_GIVEN REQUEST_
Pick out the lines containing "start".

_INFORMATION SHOWN_
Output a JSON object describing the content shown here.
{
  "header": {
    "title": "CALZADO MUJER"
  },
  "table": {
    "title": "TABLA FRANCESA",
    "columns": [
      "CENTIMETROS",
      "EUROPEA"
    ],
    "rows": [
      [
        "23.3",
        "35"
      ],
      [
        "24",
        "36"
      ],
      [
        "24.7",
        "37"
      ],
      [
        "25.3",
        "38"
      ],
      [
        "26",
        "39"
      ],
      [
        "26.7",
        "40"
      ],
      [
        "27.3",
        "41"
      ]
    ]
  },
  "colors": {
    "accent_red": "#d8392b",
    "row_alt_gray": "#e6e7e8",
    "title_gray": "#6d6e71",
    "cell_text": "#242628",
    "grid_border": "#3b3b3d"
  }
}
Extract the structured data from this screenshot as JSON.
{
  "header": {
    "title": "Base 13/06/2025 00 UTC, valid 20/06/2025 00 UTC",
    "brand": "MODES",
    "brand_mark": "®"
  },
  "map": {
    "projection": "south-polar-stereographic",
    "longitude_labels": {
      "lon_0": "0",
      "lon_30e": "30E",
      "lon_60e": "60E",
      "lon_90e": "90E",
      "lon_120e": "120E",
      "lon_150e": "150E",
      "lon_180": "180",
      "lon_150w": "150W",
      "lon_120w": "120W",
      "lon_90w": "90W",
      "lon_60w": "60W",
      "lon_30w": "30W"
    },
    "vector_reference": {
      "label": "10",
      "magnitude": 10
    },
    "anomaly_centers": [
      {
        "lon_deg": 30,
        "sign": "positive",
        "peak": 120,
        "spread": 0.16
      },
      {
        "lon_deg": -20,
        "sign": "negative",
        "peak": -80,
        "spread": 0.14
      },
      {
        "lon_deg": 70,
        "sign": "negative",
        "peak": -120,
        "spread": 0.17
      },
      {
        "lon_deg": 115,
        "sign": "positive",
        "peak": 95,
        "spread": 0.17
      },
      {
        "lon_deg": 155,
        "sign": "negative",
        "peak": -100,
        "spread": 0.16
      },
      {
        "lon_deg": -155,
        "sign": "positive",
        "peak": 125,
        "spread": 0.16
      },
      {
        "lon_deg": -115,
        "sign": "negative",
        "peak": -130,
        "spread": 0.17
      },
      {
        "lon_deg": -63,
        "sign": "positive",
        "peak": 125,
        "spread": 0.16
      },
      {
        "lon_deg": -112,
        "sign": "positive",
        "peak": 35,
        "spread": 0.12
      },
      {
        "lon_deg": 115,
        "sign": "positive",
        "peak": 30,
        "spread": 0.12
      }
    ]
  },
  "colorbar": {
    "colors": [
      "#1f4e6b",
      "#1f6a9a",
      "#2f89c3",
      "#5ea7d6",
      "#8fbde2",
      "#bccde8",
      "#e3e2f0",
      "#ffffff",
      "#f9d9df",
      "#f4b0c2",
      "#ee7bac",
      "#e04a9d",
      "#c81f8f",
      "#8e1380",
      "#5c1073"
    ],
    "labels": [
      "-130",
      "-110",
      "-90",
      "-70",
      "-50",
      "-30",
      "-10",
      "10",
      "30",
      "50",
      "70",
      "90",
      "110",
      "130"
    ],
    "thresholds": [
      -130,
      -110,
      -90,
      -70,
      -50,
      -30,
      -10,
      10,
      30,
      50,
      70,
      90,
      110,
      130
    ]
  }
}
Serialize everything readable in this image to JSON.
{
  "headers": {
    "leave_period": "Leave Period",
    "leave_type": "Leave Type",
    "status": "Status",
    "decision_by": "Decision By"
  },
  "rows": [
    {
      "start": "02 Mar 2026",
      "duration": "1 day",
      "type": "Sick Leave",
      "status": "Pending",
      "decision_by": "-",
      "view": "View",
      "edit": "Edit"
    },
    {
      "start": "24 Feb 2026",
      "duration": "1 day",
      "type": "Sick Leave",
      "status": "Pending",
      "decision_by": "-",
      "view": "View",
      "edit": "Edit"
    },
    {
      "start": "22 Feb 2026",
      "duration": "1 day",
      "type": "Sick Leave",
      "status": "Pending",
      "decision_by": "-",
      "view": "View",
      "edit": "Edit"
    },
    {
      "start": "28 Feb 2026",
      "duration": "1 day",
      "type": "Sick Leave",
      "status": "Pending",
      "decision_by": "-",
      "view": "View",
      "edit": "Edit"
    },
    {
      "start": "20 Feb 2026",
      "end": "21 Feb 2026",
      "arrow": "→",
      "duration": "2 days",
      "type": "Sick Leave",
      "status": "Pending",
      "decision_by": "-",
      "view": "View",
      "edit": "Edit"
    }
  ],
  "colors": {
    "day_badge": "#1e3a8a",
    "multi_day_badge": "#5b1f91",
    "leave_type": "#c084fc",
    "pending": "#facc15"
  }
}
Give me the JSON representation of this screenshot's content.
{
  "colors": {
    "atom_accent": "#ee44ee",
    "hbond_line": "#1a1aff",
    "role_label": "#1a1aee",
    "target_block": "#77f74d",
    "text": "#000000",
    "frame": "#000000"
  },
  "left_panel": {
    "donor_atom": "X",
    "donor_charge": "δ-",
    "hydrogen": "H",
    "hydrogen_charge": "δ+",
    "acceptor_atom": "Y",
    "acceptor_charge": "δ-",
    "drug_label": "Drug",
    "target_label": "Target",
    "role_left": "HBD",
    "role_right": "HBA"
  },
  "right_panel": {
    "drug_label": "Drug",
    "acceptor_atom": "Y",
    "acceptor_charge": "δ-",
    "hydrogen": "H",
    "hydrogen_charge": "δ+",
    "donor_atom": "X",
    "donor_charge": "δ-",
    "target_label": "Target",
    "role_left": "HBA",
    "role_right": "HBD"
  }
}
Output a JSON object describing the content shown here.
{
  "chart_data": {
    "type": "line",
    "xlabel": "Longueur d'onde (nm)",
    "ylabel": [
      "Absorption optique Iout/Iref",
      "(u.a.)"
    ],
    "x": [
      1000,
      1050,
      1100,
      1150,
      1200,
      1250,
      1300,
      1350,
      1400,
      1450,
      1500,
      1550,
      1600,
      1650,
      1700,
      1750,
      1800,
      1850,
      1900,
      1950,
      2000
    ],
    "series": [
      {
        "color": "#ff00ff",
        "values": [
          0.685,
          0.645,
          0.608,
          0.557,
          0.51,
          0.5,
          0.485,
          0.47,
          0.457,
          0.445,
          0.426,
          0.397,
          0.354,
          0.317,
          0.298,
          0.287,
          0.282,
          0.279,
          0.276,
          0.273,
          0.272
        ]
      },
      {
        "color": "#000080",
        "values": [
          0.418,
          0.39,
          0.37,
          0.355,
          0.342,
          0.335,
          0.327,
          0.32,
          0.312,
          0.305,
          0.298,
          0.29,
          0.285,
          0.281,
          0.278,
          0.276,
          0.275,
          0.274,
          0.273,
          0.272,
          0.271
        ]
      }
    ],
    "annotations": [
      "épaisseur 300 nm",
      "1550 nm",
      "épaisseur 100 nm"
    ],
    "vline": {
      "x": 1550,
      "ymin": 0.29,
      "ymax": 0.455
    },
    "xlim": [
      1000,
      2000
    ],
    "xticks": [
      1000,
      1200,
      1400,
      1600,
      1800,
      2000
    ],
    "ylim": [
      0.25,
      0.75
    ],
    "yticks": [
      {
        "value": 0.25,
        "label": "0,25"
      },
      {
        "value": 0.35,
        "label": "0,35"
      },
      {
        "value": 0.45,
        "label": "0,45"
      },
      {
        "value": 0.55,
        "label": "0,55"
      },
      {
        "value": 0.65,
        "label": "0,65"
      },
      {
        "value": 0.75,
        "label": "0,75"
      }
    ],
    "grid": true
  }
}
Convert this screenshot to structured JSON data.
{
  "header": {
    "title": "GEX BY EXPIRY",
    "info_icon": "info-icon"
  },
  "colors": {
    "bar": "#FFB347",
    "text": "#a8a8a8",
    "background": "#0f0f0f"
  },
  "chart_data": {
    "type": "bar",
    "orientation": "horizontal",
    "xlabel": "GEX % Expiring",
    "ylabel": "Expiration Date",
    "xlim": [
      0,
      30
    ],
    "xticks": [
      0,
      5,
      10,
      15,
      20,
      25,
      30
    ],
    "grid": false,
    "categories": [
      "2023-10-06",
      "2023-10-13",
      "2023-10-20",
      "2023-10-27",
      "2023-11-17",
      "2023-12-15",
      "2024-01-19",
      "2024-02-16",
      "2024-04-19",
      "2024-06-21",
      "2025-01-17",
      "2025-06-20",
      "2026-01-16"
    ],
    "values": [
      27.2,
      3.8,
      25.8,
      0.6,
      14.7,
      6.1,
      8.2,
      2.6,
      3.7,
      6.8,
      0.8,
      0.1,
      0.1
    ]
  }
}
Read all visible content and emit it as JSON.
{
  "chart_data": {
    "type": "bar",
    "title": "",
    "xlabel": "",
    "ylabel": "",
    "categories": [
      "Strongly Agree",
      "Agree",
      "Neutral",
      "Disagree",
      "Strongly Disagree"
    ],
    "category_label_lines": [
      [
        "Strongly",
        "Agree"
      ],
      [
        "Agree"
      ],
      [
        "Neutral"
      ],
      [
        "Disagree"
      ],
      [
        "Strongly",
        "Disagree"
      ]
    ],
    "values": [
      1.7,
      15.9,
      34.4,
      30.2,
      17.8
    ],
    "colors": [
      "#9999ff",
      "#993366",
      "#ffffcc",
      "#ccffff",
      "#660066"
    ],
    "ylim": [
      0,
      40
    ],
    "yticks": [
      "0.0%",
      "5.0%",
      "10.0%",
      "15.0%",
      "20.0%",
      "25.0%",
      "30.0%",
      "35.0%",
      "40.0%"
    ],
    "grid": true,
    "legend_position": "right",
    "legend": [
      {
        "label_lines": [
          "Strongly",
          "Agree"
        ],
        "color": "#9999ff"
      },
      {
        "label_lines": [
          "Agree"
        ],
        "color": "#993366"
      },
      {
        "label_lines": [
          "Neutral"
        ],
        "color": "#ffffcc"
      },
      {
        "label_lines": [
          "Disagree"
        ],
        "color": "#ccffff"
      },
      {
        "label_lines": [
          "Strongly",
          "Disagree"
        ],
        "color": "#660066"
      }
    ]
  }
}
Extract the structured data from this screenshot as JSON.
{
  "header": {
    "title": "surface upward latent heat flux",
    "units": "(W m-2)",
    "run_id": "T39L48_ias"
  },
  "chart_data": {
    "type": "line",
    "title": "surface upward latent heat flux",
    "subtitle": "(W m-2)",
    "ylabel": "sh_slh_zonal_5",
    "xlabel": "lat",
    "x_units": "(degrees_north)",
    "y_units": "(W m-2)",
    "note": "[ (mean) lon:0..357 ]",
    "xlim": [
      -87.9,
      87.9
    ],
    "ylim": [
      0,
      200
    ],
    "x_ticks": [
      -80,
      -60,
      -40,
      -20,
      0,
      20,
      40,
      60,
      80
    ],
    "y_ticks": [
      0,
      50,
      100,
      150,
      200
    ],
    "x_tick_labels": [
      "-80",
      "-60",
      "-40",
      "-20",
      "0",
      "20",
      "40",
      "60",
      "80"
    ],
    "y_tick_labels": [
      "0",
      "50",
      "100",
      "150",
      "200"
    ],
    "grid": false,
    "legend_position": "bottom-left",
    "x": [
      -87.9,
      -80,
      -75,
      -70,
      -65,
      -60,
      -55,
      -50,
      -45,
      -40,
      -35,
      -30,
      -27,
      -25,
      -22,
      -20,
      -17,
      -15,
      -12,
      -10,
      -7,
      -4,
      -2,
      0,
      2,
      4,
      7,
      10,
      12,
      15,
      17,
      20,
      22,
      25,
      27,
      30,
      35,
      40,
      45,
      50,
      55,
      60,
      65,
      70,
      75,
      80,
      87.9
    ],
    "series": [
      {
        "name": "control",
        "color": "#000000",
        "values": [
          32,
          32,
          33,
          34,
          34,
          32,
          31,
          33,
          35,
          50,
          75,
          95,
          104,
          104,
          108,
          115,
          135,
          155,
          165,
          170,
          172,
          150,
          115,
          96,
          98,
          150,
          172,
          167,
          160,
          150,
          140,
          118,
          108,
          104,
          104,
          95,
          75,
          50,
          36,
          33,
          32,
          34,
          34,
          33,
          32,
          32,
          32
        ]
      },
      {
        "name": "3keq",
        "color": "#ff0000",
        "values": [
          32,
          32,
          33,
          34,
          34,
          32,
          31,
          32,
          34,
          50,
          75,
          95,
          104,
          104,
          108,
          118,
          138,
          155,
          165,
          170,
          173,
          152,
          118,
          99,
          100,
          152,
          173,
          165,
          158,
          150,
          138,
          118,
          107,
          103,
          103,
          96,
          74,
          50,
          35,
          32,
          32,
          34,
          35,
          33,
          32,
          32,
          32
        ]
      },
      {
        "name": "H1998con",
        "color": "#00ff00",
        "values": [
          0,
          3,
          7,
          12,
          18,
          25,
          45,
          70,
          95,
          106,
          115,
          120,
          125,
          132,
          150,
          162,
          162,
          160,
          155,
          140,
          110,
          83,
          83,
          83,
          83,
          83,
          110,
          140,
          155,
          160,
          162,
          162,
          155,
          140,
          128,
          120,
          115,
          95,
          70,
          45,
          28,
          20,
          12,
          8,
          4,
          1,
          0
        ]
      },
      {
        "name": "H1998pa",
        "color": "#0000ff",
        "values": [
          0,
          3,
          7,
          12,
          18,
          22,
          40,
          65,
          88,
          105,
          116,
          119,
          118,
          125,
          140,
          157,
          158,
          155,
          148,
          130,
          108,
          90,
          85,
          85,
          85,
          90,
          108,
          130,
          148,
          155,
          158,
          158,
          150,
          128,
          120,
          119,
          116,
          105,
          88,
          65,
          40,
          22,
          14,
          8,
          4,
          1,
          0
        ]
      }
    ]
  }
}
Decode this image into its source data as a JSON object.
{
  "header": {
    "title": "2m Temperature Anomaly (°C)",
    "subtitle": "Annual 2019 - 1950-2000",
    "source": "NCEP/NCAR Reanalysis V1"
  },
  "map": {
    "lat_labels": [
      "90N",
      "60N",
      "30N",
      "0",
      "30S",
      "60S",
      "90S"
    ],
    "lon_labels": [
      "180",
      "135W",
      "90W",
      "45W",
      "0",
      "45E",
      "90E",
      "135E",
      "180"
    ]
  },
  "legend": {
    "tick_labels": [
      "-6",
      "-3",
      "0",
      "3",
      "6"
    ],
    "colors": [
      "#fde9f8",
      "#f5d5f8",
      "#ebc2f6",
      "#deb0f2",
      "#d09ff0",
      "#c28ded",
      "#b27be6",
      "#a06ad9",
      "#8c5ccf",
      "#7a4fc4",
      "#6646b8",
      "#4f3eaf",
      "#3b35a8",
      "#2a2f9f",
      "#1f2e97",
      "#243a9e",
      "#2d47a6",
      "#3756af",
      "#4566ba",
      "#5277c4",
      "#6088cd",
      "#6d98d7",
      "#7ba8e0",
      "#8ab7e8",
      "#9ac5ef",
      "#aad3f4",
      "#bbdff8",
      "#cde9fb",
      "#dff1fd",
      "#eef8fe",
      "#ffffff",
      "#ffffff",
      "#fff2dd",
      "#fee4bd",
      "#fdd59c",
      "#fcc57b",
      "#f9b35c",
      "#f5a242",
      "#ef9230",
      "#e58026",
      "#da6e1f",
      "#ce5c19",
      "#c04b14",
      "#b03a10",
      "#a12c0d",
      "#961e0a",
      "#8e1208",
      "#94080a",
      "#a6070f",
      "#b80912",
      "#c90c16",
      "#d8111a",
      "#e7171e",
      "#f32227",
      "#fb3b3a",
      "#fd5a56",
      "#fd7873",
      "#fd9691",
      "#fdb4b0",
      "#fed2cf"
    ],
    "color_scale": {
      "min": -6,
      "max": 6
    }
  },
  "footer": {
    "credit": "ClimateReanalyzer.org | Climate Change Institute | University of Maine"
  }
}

_RESPONSE BELOW_
      "start": "02 Mar 2026",
      "start": "24 Feb 2026",
      "start": "22 Feb 2026",
      "start": "28 Feb 2026",
      "start": "20 Feb 2026",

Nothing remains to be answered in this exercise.